**DATA FOR PROCESSING**
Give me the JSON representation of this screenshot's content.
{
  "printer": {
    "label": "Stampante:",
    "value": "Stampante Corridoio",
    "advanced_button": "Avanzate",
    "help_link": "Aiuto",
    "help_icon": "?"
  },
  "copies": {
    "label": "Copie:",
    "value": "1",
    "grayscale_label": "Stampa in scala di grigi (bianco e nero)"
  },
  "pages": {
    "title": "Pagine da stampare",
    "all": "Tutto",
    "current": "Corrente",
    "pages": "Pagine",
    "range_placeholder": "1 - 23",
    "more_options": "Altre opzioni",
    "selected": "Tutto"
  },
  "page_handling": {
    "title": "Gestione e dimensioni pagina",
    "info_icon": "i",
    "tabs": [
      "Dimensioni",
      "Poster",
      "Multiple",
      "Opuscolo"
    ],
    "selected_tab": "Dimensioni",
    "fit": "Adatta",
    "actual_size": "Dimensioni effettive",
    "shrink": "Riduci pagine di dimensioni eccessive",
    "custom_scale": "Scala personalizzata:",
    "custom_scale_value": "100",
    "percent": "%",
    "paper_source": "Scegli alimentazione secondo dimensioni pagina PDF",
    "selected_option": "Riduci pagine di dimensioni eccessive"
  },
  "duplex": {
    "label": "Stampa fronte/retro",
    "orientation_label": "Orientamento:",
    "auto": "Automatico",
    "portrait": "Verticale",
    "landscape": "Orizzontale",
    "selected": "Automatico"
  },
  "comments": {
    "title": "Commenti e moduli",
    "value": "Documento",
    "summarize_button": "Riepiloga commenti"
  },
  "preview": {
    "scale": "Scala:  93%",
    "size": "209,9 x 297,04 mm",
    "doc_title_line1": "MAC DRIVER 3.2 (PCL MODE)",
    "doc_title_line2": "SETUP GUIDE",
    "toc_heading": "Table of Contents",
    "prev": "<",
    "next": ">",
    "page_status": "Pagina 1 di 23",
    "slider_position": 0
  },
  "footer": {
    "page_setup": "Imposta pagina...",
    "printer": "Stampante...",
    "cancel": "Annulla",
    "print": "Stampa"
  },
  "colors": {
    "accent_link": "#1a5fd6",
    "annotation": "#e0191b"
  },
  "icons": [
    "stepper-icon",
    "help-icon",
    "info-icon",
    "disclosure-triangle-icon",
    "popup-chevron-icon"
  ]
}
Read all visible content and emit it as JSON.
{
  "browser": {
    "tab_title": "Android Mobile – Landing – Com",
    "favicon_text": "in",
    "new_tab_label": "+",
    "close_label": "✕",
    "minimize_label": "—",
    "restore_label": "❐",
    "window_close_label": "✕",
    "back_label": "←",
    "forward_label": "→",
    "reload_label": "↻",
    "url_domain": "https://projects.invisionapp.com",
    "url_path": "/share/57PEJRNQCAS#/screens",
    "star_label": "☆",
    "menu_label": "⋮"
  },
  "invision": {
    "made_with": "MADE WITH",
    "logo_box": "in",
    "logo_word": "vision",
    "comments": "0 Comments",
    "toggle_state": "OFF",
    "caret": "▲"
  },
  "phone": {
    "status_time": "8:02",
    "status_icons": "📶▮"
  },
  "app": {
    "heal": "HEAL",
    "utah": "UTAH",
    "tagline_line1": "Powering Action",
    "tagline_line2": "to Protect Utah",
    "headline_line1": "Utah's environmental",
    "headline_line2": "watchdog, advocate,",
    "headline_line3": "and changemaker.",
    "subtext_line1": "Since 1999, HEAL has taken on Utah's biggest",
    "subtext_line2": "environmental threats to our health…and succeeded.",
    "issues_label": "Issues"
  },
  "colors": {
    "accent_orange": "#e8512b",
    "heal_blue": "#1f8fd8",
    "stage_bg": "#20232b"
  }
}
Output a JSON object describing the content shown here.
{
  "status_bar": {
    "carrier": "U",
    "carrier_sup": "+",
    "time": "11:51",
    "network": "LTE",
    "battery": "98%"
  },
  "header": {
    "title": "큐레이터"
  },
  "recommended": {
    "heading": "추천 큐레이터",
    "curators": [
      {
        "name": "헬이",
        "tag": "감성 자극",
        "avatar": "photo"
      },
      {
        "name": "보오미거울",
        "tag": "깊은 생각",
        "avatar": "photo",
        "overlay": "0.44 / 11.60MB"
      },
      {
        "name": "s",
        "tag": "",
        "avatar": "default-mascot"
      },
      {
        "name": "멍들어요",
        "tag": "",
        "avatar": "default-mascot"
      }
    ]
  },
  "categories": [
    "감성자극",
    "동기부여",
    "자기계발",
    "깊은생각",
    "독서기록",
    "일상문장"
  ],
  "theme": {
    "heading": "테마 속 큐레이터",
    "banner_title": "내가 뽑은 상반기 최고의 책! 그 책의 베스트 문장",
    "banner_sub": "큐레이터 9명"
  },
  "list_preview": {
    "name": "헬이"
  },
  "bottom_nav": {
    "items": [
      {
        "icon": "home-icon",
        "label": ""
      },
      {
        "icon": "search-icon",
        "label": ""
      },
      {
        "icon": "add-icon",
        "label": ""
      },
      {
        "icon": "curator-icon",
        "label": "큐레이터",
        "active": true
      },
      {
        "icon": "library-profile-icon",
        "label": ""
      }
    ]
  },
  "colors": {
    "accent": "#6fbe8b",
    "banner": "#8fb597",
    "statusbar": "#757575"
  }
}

**GOAL OF THE EXERCISE**
Write out every record, exactly as written.

**FINISHED ANSWER**
Give me the JSON representation of this screenshot's content.
{
  "printer": {
    "label": "Stampante:",
    "value": "Stampante Corridoio",
    "advanced_button": "Avanzate",
    "help_link": "Aiuto",
    "help_icon": "?"
  },
  "copies": {
    "label": "Copie:",
    "value": "1",
    "grayscale_label": "Stampa in scala di grigi (bianco e nero)"
  },
  "pages": {
    "title": "Pagine da stampare",
    "all": "Tutto",
    "current": "Corrente",
    "pages": "Pagine",
    "range_placeholder": "1 - 23",
    "more_options": "Altre opzioni",
    "selected": "Tutto"
  },
  "page_handling": {
    "title": "Gestione e dimensioni pagina",
    "info_icon": "i",
    "tabs": [
      "Dimensioni",
      "Poster",
      "Multiple",
      "Opuscolo"
    ],
    "selected_tab": "Dimensioni",
    "fit": "Adatta",
    "actual_size": "Dimensioni effettive",
    "shrink": "Riduci pagine di dimensioni eccessive",
    "custom_scale": "Scala personalizzata:",
    "custom_scale_value": "100",
    "percent": "%",
    "paper_source": "Scegli alimentazione secondo dimensioni pagina PDF",
    "selected_option": "Riduci pagine di dimensioni eccessive"
  },
  "duplex": {
    "label": "Stampa fronte/retro",
    "orientation_label": "Orientamento:",
    "auto": "Automatico",
    "portrait": "Verticale",
    "landscape": "Orizzontale",
    "selected": "Automatico"
  },
  "comments": {
    "title": "Commenti e moduli",
    "value": "Documento",
    "summarize_button": "Riepiloga commenti"
  },
  "preview": {
    "scale": "Scala:  93%",
    "size": "209,9 x 297,04 mm",
    "doc_title_line1": "MAC DRIVER 3.2 (PCL MODE)",
    "doc_title_line2": "SETUP GUIDE",
    "toc_heading": "Table of Contents",
    "prev": "<",
    "next": ">",
    "page_status": "Pagina 1 di 23",
    "slider_position": 0
  },
  "footer": {
    "page_setup": "Imposta pagina...",
    "printer": "Stampante...",
    "cancel": "Annulla",
    "print": "Stampa"
  },
  "colors": {
    "accent_link": "#1a5fd6",
    "annotation": "#e0191b"
  },
  "icons": [
    "stepper-icon",
    "help-icon",
    "info-icon",
    "disclosure-triangle-icon",
    "popup-chevron-icon"
  ]
}
Read all visible content and emit it as JSON.
{
  "browser": {
    "tab_title": "Android Mobile – Landing – Com",
    "favicon_text": "in",
    "new_tab_label": "+",
    "close_label": "✕",
    "minimize_label": "—",
    "restore_label": "❐",
    "window_close_label": "✕",
    "back_label": "←",
    "forward_label": "→",
    "reload_label": "↻",
    "url_domain": "https://projects.invisionapp.com",
    "url_path": "/share/57PEJRNQCAS#/screens",
    "star_label": "☆",
    "menu_label": "⋮"
  },
  "invision": {
    "made_with": "MADE WITH",
    "logo_box": "in",
    "logo_word": "vision",
    "comments": "0 Comments",
    "toggle_state": "OFF",
    "caret": "▲"
  },
  "phone": {
    "status_time": "8:02",
    "status_icons": "📶▮"
  },
  "app": {
    "heal": "HEAL",
    "utah": "UTAH",
    "tagline_line1": "Powering Action",
    "tagline_line2": "to Protect Utah",
    "headline_line1": "Utah's environmental",
    "headline_line2": "watchdog, advocate,",
    "headline_line3": "and changemaker.",
    "subtext_line1": "Since 1999, HEAL has taken on Utah's biggest",
    "subtext_line2": "environmental threats to our health…and succeeded.",
    "issues_label": "Issues"
  },
  "colors": {
    "accent_orange": "#e8512b",
    "heal_blue": "#1f8fd8",
    "stage_bg": "#20232b"
  }
}
Output a JSON object describing the content shown here.
{
  "status_bar": {
    "carrier": "U",
    "carrier_sup": "+",
    "time": "11:51",
    "network": "LTE",
    "battery": "98%"
  },
  "header": {
    "title": "큐레이터"
  },
  "recommended": {
    "heading": "추천 큐레이터",
    "curators": [
      {
        "name": "헬이",
        "tag": "감성 자극",
        "avatar": "photo"
      },
      {
        "name": "보오미거울",
        "tag": "깊은 생각",
        "avatar": "photo",
        "overlay": "0.44 / 11.60MB"
      },
      {
        "name": "s",
        "tag": "",
        "avatar": "default-mascot"
      },
      {
        "name": "멍들어요",
        "tag": "",
        "avatar": "default-mascot"
      }
    ]
  },
  "categories": [
    "감성자극",
    "동기부여",
    "자기계발",
    "깊은생각",
    "독서기록",
    "일상문장"
  ],
  "theme": {
    "heading": "테마 속 큐레이터",
    "banner_title": "내가 뽑은 상반기 최고의 책! 그 책의 베스트 문장",
    "banner_sub": "큐레이터 9명"
  },
  "list_preview": {
    "name": "헬이"
  },
  "bottom_nav": {
    "items": [
      {
        "icon": "home-icon",
        "label": ""
      },
      {
        "icon": "search-icon",
        "label": ""
      },
      {
        "icon": "add-icon",
        "label": ""
      },
      {
        "icon": "curator-icon",
        "label": "큐레이터",
        "active": true
      },
      {
        "icon": "library-profile-icon",
        "label": ""
      }
    ]
  },
  "colors": {
    "accent": "#6fbe8b",
    "banner": "#8fb597",
    "statusbar": "#757575"
  }
}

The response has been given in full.